(THE TASK): Output every entry exactly as written, but omit the pictures.

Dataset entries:

## begin

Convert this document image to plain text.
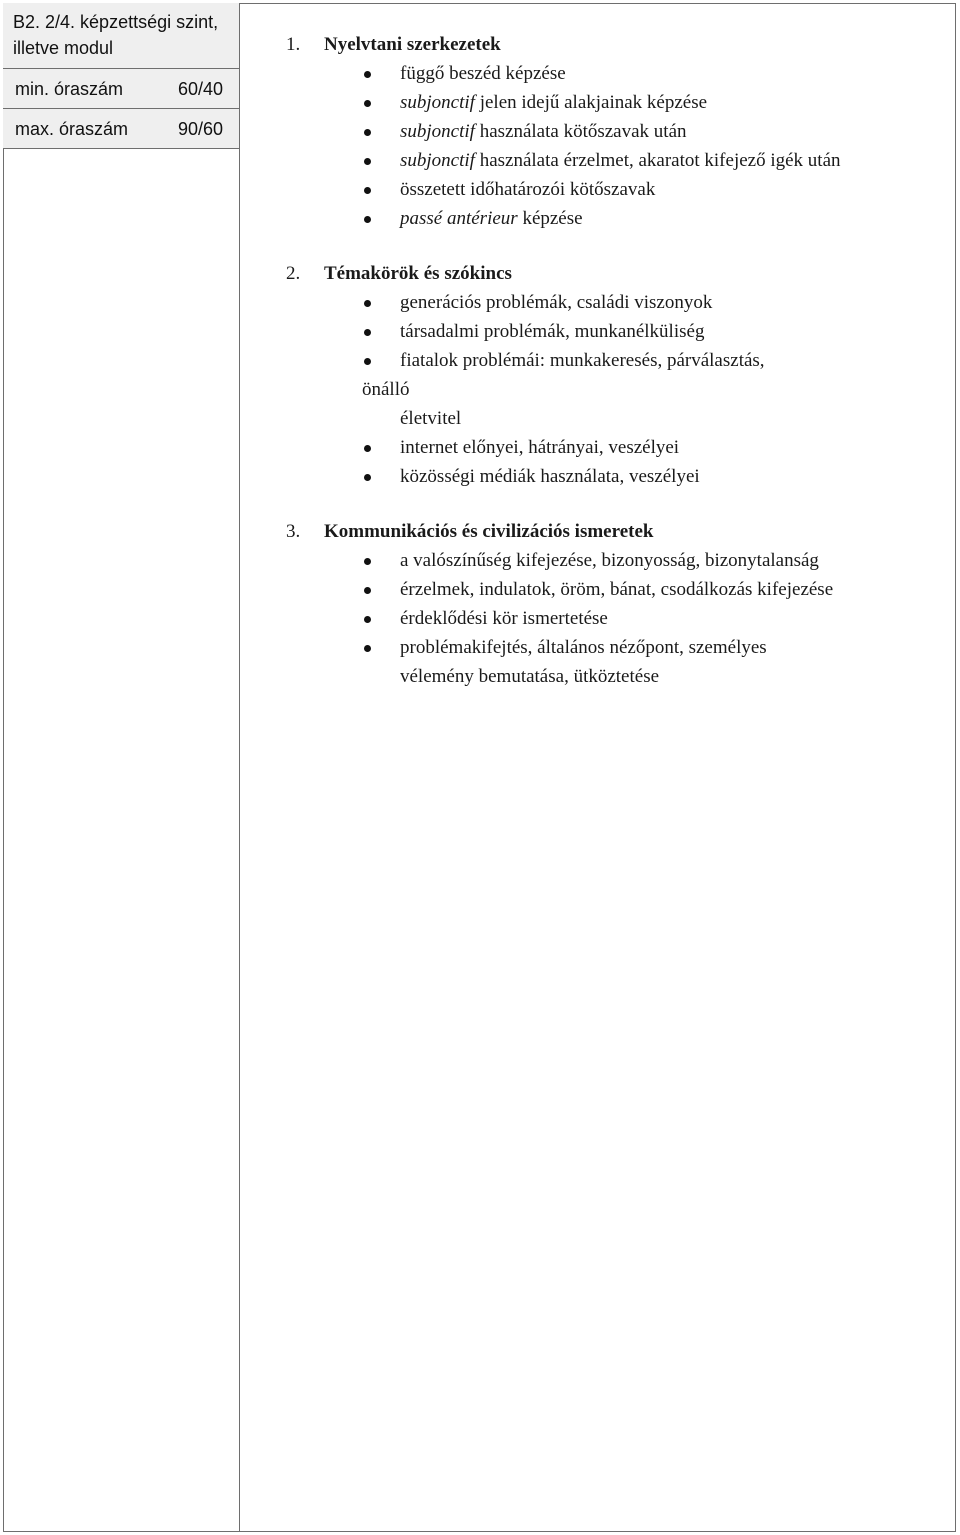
B2. 2/4. képzettségi szint, illetve modul
min. óraszám	60/40
max. óraszám	90/60
1.	Nyelvtani szerkezetek
függő beszéd képzése
subjonctif jelen idejű alakjainak képzése
subjonctif használata kötőszavak után
subjonctif használata érzelmet, akaratot kifejező igék után
összetett időhatározói kötőszavak
passé antérieur képzése
2.	Témakörök és szókincs
generációs problémák, családi viszonyok
társadalmi problémák, munkanélküliség
fiatalok problémái: munkakeresés, párválasztás,
önálló
életvitel
internet előnyei, hátrányai, veszélyei
közösségi médiák használata, veszélyei
3.	Kommunikációs és civilizációs ismeretek
a valószínűség kifejezése, bizonyosság, bizonytalanság
érzelmek, indulatok, öröm, bánat, csodálkozás kifejezése
érdeklődési kör ismertetése
problémakifejtés, általános nézőpont, személyes
vélemény bemutatása, ütköztetése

## end

(TASK ANSWER):
Convert this document image to plain text.
B2. 2/4. képzettségi szint, illetve modul
min. óraszám	60/40
max. óraszám	90/60
1.	Nyelvtani szerkezetek
függő beszéd képzése
subjonctif jelen idejű alakjainak képzése
subjonctif használata kötőszavak után
subjonctif használata érzelmet, akaratot kifejező igék után
összetett időhatározói kötőszavak
passé antérieur képzése
2.	Témakörök és szókincs
generációs problémák, családi viszonyok
társadalmi problémák, munkanélküliség
fiatalok problémái: munkakeresés, párválasztás,
önálló
életvitel
internet előnyei, hátrányai, veszélyei
közösségi médiák használata, veszélyei
3.	Kommunikációs és civilizációs ismeretek
a valószínűség kifejezése, bizonyosság, bizonytalanság
érzelmek, indulatok, öröm, bánat, csodálkozás kifejezése
érdeklődési kör ismertetése
problémakifejtés, általános nézőpont, személyes
vélemény bemutatása, ütköztetése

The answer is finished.